:: Descripción del problema ::
Reproduce sin ningún cambio las líneas del material, comenzando por la que contiene "checkbox-icon[interactable]: ✓ bbox=[584, 1409, 604, 1429]" y siguiendo hasta la que contiene "keyframe-point[interactable] bbox=[1074, 1266, 1082, 1274]", ambas incluidas.

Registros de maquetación
-- -- --

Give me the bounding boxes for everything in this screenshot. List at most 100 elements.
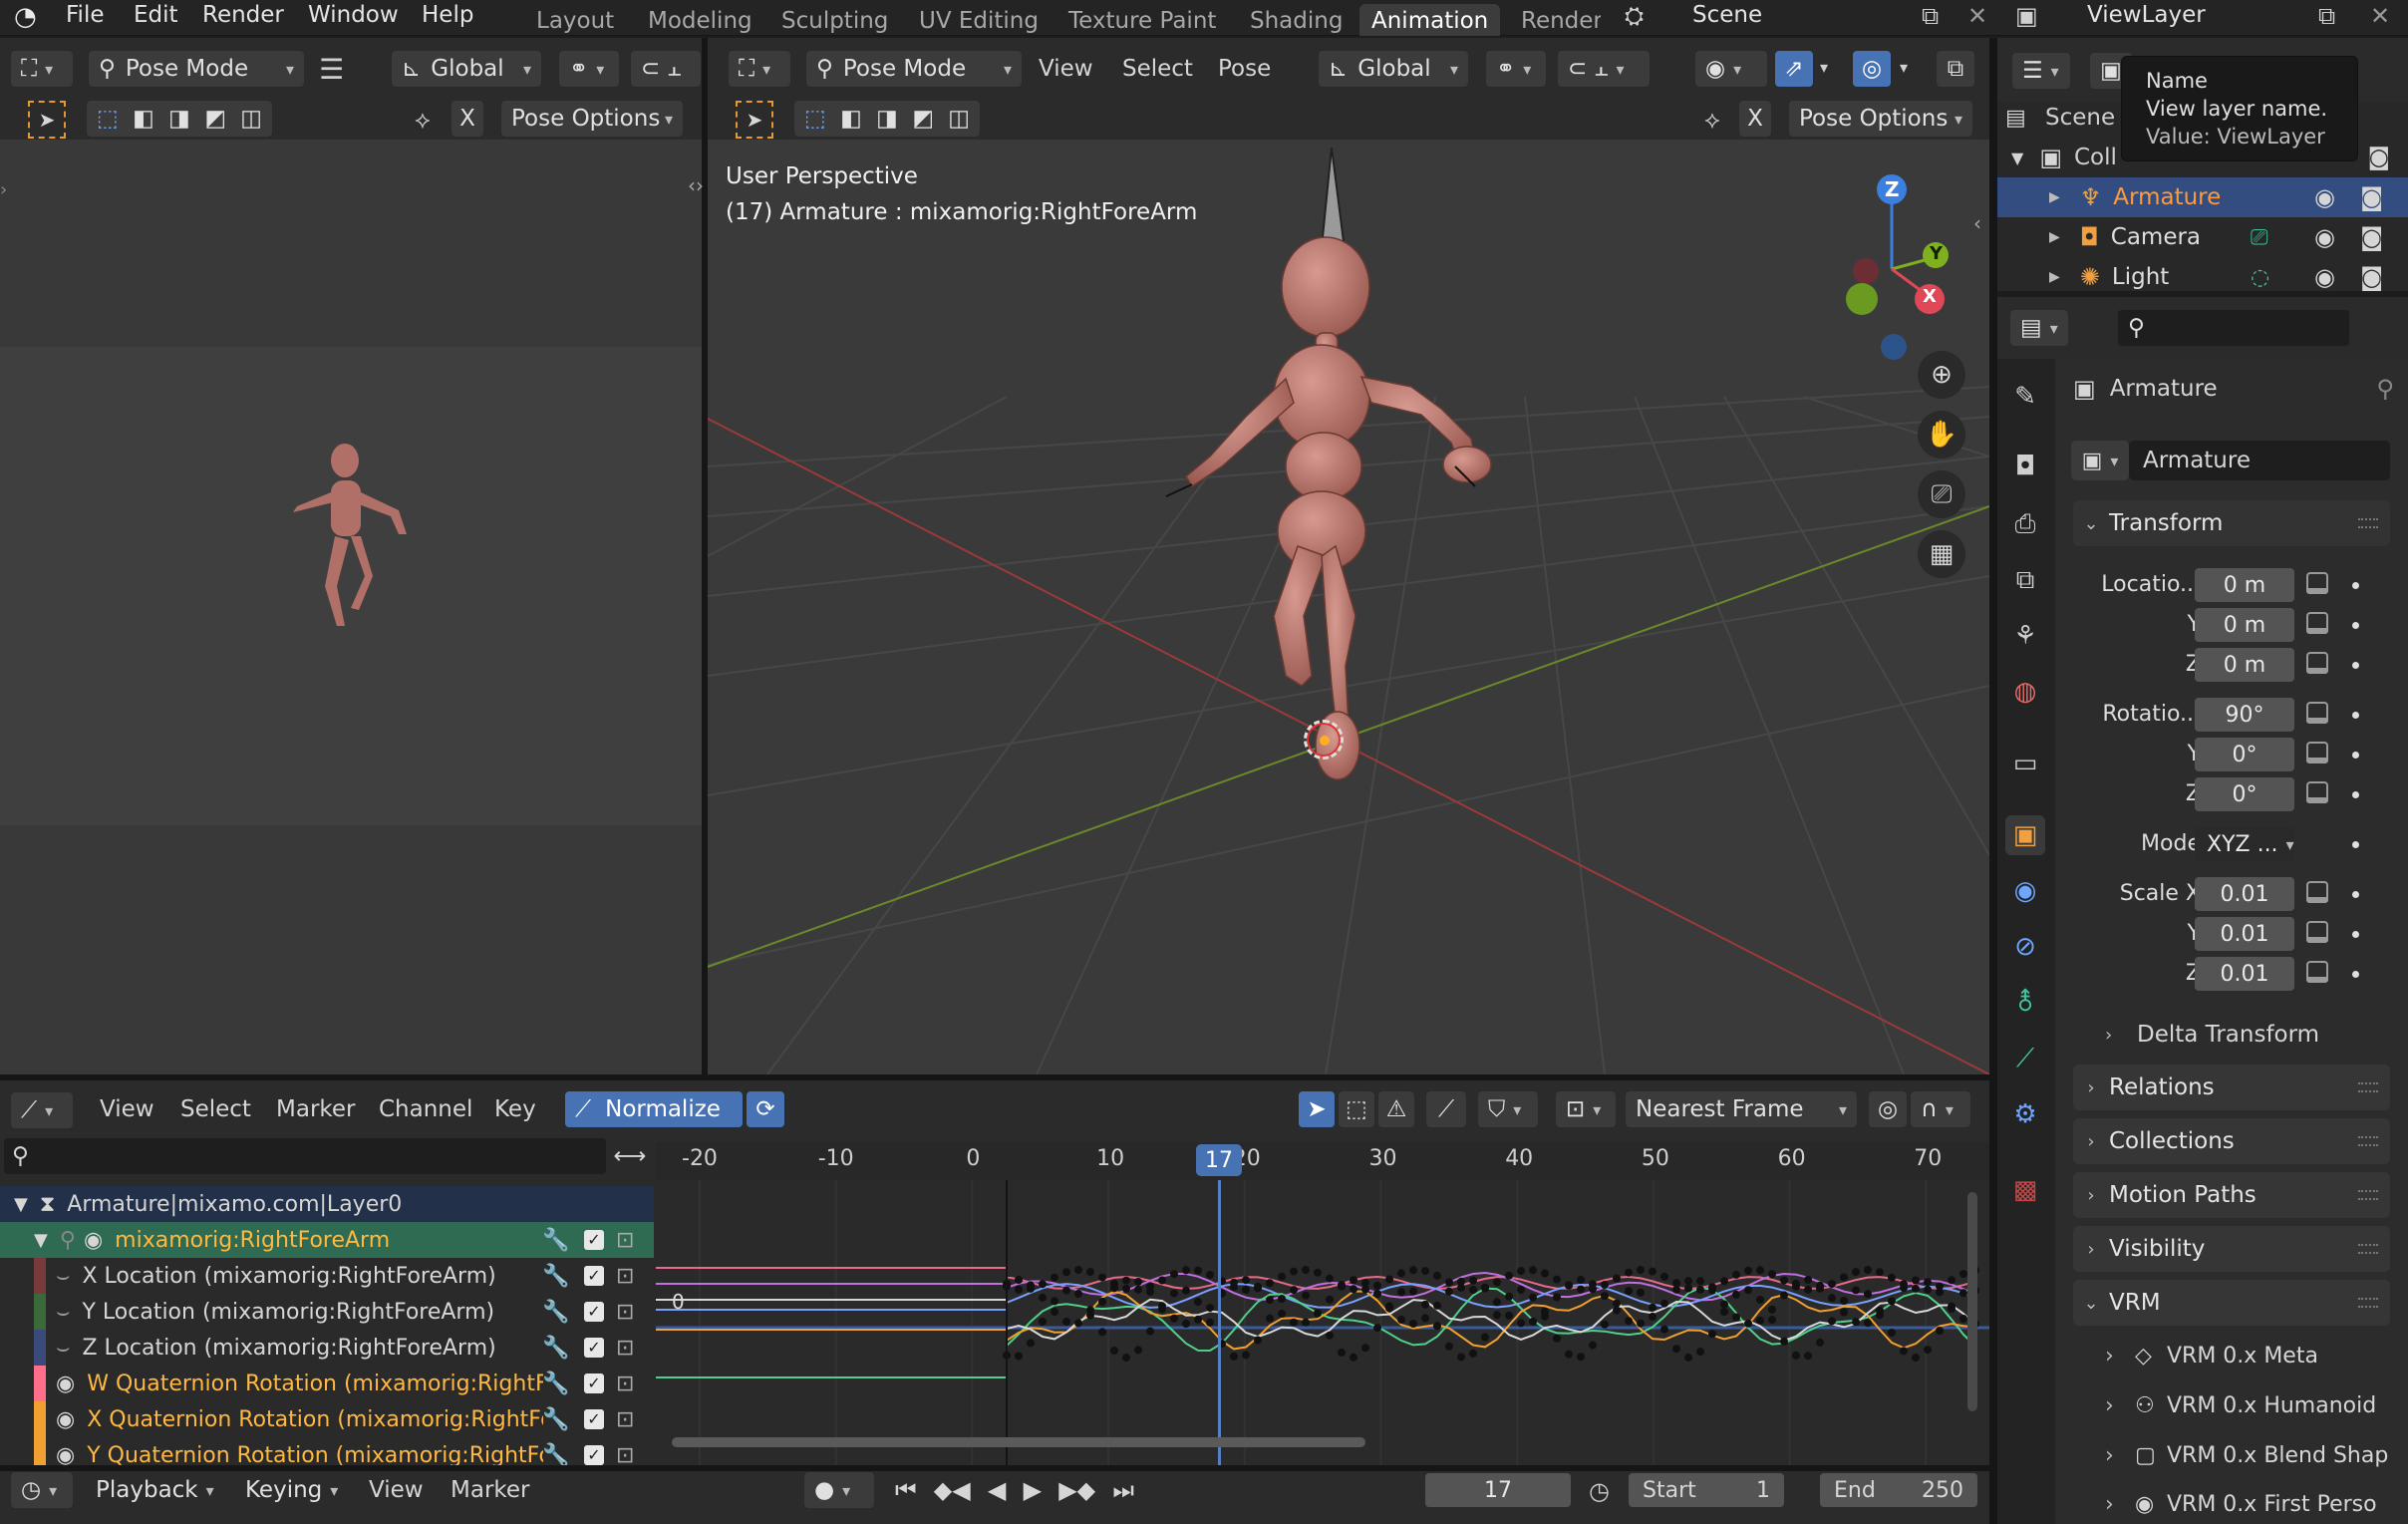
checkbox-icon[interactable]: ✓ bbox=[584, 1409, 604, 1429]
keyframe-point[interactable] bbox=[1290, 1267, 1298, 1276]
keyframe-point[interactable] bbox=[1493, 1278, 1501, 1287]
keyframe-point[interactable] bbox=[1266, 1314, 1274, 1323]
main-menu-pose[interactable]: Pose bbox=[1218, 56, 1271, 82]
keyframe-point[interactable] bbox=[1242, 1276, 1250, 1285]
left-select-modes[interactable]: ⬚ ◧ ◨ ◩ ◫ bbox=[86, 100, 273, 138]
keyframe-point[interactable] bbox=[1613, 1306, 1621, 1315]
keyframe-point[interactable] bbox=[1457, 1353, 1465, 1362]
keyframe-dot-icon[interactable] bbox=[2352, 931, 2359, 938]
visibility-dropdown[interactable]: ◉ ▾ bbox=[1694, 50, 1768, 88]
keyframe-point[interactable] bbox=[1493, 1311, 1501, 1320]
keyframe-point[interactable] bbox=[1086, 1268, 1094, 1277]
keyframe-point[interactable] bbox=[1302, 1318, 1310, 1327]
keyframe-point[interactable] bbox=[1900, 1284, 1908, 1292]
eye-icon[interactable]: ◉ bbox=[56, 1407, 75, 1432]
viewlayer-icon[interactable]: ▣ bbox=[2015, 4, 2038, 28]
keyframe-point[interactable] bbox=[1864, 1290, 1872, 1299]
keyframe-point[interactable] bbox=[1074, 1266, 1082, 1274]
properties-editor-type[interactable]: ▤ ▾ bbox=[2009, 309, 2069, 347]
keyframe-point[interactable] bbox=[1098, 1328, 1106, 1337]
modifier-tab-icon[interactable]: ◉ bbox=[2005, 871, 2045, 911]
channel-row[interactable]: ◉ X Quaternion Rotation (mixamorig:RightF… bbox=[0, 1401, 654, 1437]
physics-tab-icon[interactable]: ⚨ bbox=[2005, 983, 2045, 1023]
graph-editor-type[interactable]: ⟋ ▾ bbox=[10, 1091, 74, 1129]
keyframe-point[interactable] bbox=[1015, 1352, 1023, 1361]
normalize-toggle[interactable]: ⟋ Normalize bbox=[564, 1090, 744, 1128]
expand-arrow-icon[interactable]: ▼ bbox=[14, 1194, 28, 1215]
keyframe-point[interactable] bbox=[1409, 1266, 1417, 1275]
main-viewport[interactable]: User Perspective (17) Armature : mixamor… bbox=[708, 38, 1989, 1074]
keyframe-point[interactable] bbox=[1768, 1270, 1776, 1279]
area-split-arrows[interactable]: ‹› bbox=[688, 175, 704, 195]
falloff-dropdown[interactable]: ∩ ▾ bbox=[1910, 1090, 1971, 1128]
keyframe-point[interactable] bbox=[1182, 1286, 1190, 1295]
keyframe-point[interactable] bbox=[1182, 1266, 1190, 1275]
constraint-tab-icon[interactable]: ⚙ bbox=[2005, 1094, 2045, 1134]
keyframe-point[interactable] bbox=[1864, 1266, 1872, 1274]
vrm-first-person-subpanel[interactable]: › ◉ VRM 0.x First Perso bbox=[2105, 1485, 2394, 1524]
checkbox-icon[interactable]: ✓ bbox=[584, 1266, 604, 1286]
expand-arrow-icon[interactable]: ▼ bbox=[34, 1230, 48, 1251]
wrench-icon[interactable]: 🔧 bbox=[542, 1300, 569, 1325]
lock-icon[interactable] bbox=[2306, 961, 2328, 983]
main-select-modes[interactable]: ⬚ ◧ ◨ ◩ ◫ bbox=[793, 100, 981, 138]
keyframe-point[interactable] bbox=[1888, 1297, 1896, 1306]
keyframe-point[interactable] bbox=[1278, 1310, 1286, 1318]
bone-tab-icon[interactable]: ⟋ bbox=[2005, 1039, 2045, 1078]
keyframe-point[interactable] bbox=[1326, 1295, 1334, 1304]
timeline-editor-type[interactable]: ◷ ▾ bbox=[10, 1471, 74, 1509]
keyframe-point[interactable] bbox=[1039, 1293, 1047, 1302]
properties-search-field[interactable]: ⚲ bbox=[2117, 309, 2350, 347]
stopwatch-icon[interactable]: ◷ bbox=[1589, 1479, 1610, 1503]
show-hidden-toggle[interactable]: ⬚ bbox=[1338, 1090, 1375, 1128]
keyframe-point[interactable] bbox=[1170, 1314, 1178, 1323]
eye-icon[interactable]: ◉ bbox=[56, 1372, 75, 1396]
vrm-panel-header[interactable]: ⌄ VRM bbox=[2073, 1280, 2390, 1326]
xray-toggle[interactable]: ⧉ bbox=[1936, 50, 1975, 88]
transform-panel-header[interactable]: ⌄ Transform bbox=[2073, 500, 2390, 546]
scene-icon[interactable]: ⛭ bbox=[1625, 4, 1644, 28]
keyframe-point[interactable] bbox=[1039, 1280, 1047, 1289]
keyframe-point[interactable] bbox=[1828, 1294, 1836, 1303]
menu-help[interactable]: Help bbox=[422, 2, 473, 28]
overlay-toggle[interactable]: ◎ bbox=[1852, 50, 1892, 88]
scale-z-field[interactable]: 0.01 bbox=[2195, 957, 2294, 991]
keyframe-dot-icon[interactable] bbox=[2352, 662, 2359, 669]
play-reverse-icon[interactable]: ◀ bbox=[988, 1476, 1006, 1504]
keyframe-point[interactable] bbox=[1194, 1266, 1202, 1275]
gizmo-dropdown-icon[interactable]: ▾ bbox=[1820, 60, 1828, 76]
keyframe-point[interactable] bbox=[1720, 1277, 1728, 1286]
keyframe-point[interactable] bbox=[1338, 1282, 1346, 1291]
play-icon[interactable]: ▶ bbox=[1024, 1476, 1042, 1504]
location-x-field[interactable]: 0 m bbox=[2195, 568, 2294, 602]
left-orientation-dropdown[interactable]: ⊾ Global ▾ bbox=[391, 50, 542, 88]
left-mode-dropdown[interactable]: ⚲ Pose Mode ▾ bbox=[88, 50, 305, 88]
tab-texture-paint[interactable]: Texture Paint bbox=[1056, 4, 1228, 36]
keyframe-point[interactable] bbox=[1660, 1272, 1668, 1281]
expand-arrow-icon[interactable]: ▶ bbox=[2049, 189, 2060, 205]
keyframe-point[interactable] bbox=[1529, 1317, 1537, 1326]
lock-icon[interactable] bbox=[2306, 781, 2328, 803]
keyframe-point[interactable] bbox=[1206, 1318, 1214, 1327]
keyframe-point[interactable] bbox=[1505, 1311, 1513, 1320]
keyframe-point[interactable] bbox=[1445, 1287, 1453, 1296]
keyframe-point[interactable] bbox=[1959, 1289, 1967, 1298]
keyframe-point[interactable] bbox=[1505, 1292, 1513, 1301]
left-x-mirror-toggle[interactable]: X bbox=[451, 100, 484, 138]
keyframe-point[interactable] bbox=[1206, 1304, 1214, 1313]
keyframe-point[interactable] bbox=[1888, 1273, 1896, 1282]
keyframe-point[interactable] bbox=[1326, 1331, 1334, 1340]
keyframe-point[interactable] bbox=[1230, 1352, 1238, 1361]
keyframe-point[interactable] bbox=[1768, 1305, 1776, 1314]
expand-arrow-icon[interactable]: ▶ bbox=[2049, 229, 2060, 245]
object-datablock-selector[interactable]: ▣ ▾ bbox=[2071, 441, 2129, 480]
keyframe-point[interactable] bbox=[1959, 1270, 1967, 1279]
keyframe-point[interactable] bbox=[1625, 1317, 1633, 1326]
graph-menu-key[interactable]: Key bbox=[494, 1096, 536, 1122]
timeline-menu-marker[interactable]: Marker bbox=[451, 1477, 530, 1503]
start-frame-field[interactable]: Start 1 bbox=[1629, 1473, 1784, 1507]
wrench-icon[interactable]: 🔧 bbox=[542, 1407, 569, 1432]
keyframe-point[interactable] bbox=[1062, 1268, 1070, 1277]
keyframe-point[interactable] bbox=[1924, 1285, 1932, 1294]
keyframe-point[interactable] bbox=[1074, 1319, 1082, 1328]
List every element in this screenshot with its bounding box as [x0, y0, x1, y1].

-- -- --

:: Resultado obtenido ::
checkbox-icon[interactable]: ✓ bbox=[584, 1409, 604, 1429]
keyframe-point[interactable] bbox=[1290, 1267, 1298, 1276]
keyframe-point[interactable] bbox=[1493, 1278, 1501, 1287]
keyframe-point[interactable] bbox=[1266, 1314, 1274, 1323]
main-menu-pose[interactable]: Pose bbox=[1218, 56, 1271, 82]
keyframe-point[interactable] bbox=[1242, 1276, 1250, 1285]
left-select-modes[interactable]: ⬚ ◧ ◨ ◩ ◫ bbox=[86, 100, 273, 138]
keyframe-point[interactable] bbox=[1613, 1306, 1621, 1315]
keyframe-point[interactable] bbox=[1457, 1353, 1465, 1362]
keyframe-dot-icon[interactable] bbox=[2352, 931, 2359, 938]
visibility-dropdown[interactable]: ◉ ▾ bbox=[1694, 50, 1768, 88]
keyframe-point[interactable] bbox=[1493, 1311, 1501, 1320]
keyframe-point[interactable] bbox=[1086, 1268, 1094, 1277]
keyframe-point[interactable] bbox=[1302, 1318, 1310, 1327]
keyframe-point[interactable] bbox=[1900, 1284, 1908, 1292]
eye-icon[interactable]: ◉ bbox=[56, 1407, 75, 1432]
viewlayer-icon[interactable]: ▣ bbox=[2015, 4, 2038, 28]
keyframe-point[interactable] bbox=[1864, 1290, 1872, 1299]
keyframe-point[interactable] bbox=[1074, 1266, 1082, 1274]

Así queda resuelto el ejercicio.